═════ Records for this exercise
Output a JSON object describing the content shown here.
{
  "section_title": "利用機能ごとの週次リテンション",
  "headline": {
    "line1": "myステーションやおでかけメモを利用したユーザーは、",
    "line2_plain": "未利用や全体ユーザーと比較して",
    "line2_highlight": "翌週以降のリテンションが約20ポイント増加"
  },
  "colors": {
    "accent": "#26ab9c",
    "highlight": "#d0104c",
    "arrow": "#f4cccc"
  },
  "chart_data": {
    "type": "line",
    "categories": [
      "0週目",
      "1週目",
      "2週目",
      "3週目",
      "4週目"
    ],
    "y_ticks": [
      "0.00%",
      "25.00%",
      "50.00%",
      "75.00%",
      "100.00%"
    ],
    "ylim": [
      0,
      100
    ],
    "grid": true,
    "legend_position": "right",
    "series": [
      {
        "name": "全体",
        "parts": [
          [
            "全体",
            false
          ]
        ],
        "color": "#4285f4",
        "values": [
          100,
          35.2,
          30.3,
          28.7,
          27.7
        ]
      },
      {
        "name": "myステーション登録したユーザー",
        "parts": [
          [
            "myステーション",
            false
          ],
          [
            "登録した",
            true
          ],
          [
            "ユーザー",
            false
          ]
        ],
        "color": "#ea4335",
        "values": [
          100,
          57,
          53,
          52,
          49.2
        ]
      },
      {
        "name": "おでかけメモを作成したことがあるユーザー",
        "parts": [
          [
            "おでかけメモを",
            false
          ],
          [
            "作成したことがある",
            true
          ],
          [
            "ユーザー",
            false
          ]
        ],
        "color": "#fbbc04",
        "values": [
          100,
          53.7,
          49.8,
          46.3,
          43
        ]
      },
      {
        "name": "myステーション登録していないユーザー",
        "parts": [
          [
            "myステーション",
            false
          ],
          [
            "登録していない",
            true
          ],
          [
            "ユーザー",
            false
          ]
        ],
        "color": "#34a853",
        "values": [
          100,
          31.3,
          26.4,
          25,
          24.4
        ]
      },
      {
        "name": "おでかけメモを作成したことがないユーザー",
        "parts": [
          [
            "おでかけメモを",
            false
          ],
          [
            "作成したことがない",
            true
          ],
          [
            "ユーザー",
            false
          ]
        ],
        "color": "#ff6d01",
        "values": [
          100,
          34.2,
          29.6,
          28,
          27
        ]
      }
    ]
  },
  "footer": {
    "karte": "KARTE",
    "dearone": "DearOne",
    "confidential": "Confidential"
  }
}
══════════
### Exercise
Filter the records above for lines containing the word "name", and copy those lines.

### Output below
        "name": "全体",
        "name": "myステーション登録したユーザー",
        "name": "おでかけメモを作成したことがあるユーザー",
        "name": "myステーション登録していないユーザー",
        "name": "おでかけメモを作成したことがないユーザー",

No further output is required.